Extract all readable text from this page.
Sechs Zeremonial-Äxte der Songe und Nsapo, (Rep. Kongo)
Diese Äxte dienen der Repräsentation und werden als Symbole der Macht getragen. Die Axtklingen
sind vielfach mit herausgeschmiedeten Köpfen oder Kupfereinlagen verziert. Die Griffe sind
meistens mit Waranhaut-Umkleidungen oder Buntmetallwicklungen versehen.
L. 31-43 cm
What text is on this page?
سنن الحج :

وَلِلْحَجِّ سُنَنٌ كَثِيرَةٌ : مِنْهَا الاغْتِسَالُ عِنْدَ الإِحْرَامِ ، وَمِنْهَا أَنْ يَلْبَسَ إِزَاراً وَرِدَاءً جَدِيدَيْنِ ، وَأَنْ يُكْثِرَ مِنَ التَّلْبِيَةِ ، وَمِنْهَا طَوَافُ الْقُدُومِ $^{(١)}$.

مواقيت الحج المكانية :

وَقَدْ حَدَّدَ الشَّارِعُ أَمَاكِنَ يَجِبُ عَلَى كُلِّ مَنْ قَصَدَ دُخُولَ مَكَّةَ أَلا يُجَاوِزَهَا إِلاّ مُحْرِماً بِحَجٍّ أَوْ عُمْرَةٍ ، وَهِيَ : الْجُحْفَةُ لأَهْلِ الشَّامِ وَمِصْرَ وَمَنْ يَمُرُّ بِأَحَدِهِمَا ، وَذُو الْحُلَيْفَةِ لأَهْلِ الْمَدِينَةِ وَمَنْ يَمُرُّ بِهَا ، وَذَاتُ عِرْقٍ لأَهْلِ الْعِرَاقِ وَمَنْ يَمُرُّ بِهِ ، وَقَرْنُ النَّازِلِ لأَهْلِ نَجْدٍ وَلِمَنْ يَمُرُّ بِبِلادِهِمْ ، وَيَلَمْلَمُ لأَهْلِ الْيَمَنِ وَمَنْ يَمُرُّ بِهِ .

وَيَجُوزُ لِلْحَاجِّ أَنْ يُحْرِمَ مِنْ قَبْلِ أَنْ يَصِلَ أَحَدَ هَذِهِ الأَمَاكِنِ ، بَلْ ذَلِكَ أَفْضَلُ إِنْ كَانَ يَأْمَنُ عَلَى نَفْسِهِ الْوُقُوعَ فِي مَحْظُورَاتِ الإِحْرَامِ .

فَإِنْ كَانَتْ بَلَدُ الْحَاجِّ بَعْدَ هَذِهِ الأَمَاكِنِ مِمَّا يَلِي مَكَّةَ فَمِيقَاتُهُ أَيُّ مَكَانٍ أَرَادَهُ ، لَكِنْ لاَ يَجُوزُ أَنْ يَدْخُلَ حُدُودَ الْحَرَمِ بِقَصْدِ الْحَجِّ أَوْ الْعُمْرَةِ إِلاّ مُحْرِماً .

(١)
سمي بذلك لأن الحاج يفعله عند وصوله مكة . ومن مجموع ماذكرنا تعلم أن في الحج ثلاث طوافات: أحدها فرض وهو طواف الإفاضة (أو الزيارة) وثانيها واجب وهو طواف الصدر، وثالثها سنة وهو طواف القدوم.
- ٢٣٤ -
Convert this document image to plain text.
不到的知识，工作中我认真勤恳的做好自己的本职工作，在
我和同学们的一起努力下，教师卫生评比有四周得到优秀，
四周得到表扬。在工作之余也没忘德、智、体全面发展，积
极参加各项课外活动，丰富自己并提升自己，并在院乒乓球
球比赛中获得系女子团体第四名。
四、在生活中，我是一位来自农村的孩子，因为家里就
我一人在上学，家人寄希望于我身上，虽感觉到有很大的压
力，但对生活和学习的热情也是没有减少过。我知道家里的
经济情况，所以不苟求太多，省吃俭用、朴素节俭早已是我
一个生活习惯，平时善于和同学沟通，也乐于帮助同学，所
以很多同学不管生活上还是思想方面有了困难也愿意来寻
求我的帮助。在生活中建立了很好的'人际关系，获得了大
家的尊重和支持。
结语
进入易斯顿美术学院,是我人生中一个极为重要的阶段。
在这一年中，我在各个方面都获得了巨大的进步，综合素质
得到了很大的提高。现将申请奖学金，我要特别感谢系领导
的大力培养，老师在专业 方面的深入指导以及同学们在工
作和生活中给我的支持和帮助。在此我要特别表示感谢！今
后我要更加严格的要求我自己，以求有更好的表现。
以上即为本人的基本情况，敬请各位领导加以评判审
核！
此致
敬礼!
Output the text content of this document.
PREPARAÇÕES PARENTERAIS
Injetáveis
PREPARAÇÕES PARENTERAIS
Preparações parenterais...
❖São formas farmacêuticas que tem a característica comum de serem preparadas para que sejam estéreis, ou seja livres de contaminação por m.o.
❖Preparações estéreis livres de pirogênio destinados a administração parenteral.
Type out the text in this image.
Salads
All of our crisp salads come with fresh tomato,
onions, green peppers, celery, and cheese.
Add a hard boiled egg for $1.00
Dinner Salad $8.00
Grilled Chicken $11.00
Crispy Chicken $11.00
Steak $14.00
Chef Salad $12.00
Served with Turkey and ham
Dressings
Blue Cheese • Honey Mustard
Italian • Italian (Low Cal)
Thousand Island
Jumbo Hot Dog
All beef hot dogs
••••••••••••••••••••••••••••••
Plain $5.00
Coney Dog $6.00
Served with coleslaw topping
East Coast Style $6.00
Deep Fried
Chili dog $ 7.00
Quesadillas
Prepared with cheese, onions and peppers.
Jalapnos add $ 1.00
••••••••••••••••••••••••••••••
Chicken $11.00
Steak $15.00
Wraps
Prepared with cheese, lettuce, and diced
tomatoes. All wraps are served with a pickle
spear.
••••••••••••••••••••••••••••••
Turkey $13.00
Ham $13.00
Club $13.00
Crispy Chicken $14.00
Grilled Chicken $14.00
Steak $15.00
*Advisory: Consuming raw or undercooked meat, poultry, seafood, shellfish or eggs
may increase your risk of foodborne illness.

++++++++++++++++++++

### GOAL
In the lines above, locate the string "text". Copy every line where it occurs.

### SOLVED PROBLEM
Extract all readable text from this page.
What text is on this page?
Convert this document image to plain text.
Output the text content of this document.
Type out the text in this image.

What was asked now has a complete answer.